(Dataset rows about figures)
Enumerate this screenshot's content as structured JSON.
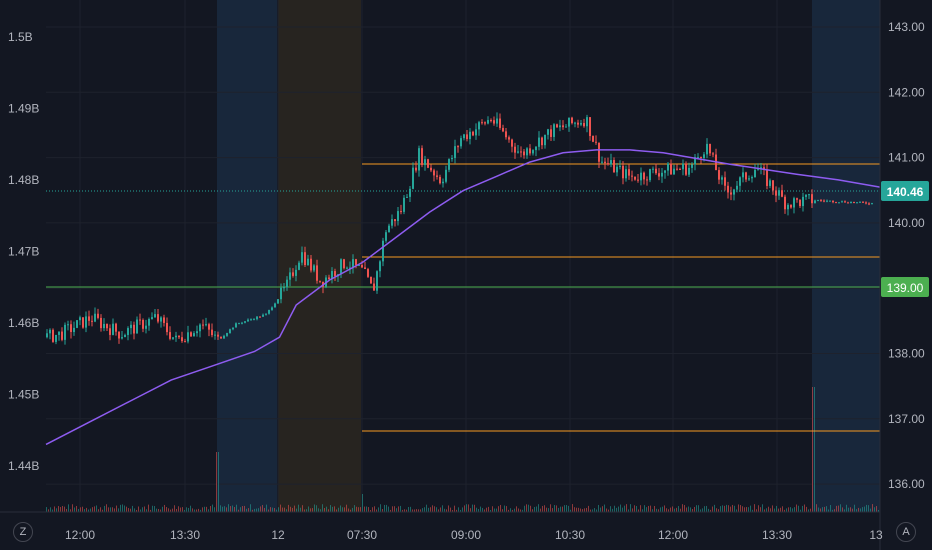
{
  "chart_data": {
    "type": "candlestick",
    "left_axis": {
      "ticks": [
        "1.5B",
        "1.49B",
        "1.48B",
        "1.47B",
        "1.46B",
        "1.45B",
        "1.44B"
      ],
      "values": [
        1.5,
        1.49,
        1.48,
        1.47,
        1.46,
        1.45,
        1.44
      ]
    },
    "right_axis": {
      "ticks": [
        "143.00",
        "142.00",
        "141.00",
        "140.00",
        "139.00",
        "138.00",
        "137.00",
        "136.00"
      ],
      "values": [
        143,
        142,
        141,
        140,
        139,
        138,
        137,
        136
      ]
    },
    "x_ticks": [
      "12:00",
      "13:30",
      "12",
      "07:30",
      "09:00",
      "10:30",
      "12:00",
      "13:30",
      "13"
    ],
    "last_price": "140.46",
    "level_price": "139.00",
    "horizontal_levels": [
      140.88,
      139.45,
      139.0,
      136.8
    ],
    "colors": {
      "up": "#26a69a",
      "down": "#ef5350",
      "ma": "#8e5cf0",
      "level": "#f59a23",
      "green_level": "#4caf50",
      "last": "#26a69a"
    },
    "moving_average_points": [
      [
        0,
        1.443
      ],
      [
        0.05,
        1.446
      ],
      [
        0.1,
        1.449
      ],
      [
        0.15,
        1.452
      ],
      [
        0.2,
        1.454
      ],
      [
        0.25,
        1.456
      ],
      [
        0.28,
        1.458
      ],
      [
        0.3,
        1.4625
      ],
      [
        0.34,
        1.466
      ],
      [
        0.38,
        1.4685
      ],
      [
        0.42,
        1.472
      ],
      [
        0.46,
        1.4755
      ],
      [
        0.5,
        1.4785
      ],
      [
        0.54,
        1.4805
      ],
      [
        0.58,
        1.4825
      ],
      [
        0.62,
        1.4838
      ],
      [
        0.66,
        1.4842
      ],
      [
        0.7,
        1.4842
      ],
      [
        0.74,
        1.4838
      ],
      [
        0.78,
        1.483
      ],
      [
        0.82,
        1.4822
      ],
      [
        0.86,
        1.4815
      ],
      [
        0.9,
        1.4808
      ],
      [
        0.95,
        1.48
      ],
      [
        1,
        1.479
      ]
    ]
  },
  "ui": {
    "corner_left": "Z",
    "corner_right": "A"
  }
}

:: The problem ::
Copy the data character for character, but drop all pictures from the copy.

:: Answer to this problem ::
Enumerate this screenshot's content as structured JSON.
{
  "chart_data": {
    "type": "candlestick",
    "left_axis": {
      "ticks": [
        "1.5B",
        "1.49B",
        "1.48B",
        "1.47B",
        "1.46B",
        "1.45B",
        "1.44B"
      ],
      "values": [
        1.5,
        1.49,
        1.48,
        1.47,
        1.46,
        1.45,
        1.44
      ]
    },
    "right_axis": {
      "ticks": [
        "143.00",
        "142.00",
        "141.00",
        "140.00",
        "139.00",
        "138.00",
        "137.00",
        "136.00"
      ],
      "values": [
        143,
        142,
        141,
        140,
        139,
        138,
        137,
        136
      ]
    },
    "x_ticks": [
      "12:00",
      "13:30",
      "12",
      "07:30",
      "09:00",
      "10:30",
      "12:00",
      "13:30",
      "13"
    ],
    "last_price": "140.46",
    "level_price": "139.00",
    "horizontal_levels": [
      140.88,
      139.45,
      139.0,
      136.8
    ],
    "colors": {
      "up": "#26a69a",
      "down": "#ef5350",
      "ma": "#8e5cf0",
      "level": "#f59a23",
      "green_level": "#4caf50",
      "last": "#26a69a"
    },
    "moving_average_points": [
      [
        0,
        1.443
      ],
      [
        0.05,
        1.446
      ],
      [
        0.1,
        1.449
      ],
      [
        0.15,
        1.452
      ],
      [
        0.2,
        1.454
      ],
      [
        0.25,
        1.456
      ],
      [
        0.28,
        1.458
      ],
      [
        0.3,
        1.4625
      ],
      [
        0.34,
        1.466
      ],
      [
        0.38,
        1.4685
      ],
      [
        0.42,
        1.472
      ],
      [
        0.46,
        1.4755
      ],
      [
        0.5,
        1.4785
      ],
      [
        0.54,
        1.4805
      ],
      [
        0.58,
        1.4825
      ],
      [
        0.62,
        1.4838
      ],
      [
        0.66,
        1.4842
      ],
      [
        0.7,
        1.4842
      ],
      [
        0.74,
        1.4838
      ],
      [
        0.78,
        1.483
      ],
      [
        0.82,
        1.4822
      ],
      [
        0.86,
        1.4815
      ],
      [
        0.9,
        1.4808
      ],
      [
        0.95,
        1.48
      ],
      [
        1,
        1.479
      ]
    ]
  },
  "ui": {
    "corner_left": "Z",
    "corner_right": "A"
  }
}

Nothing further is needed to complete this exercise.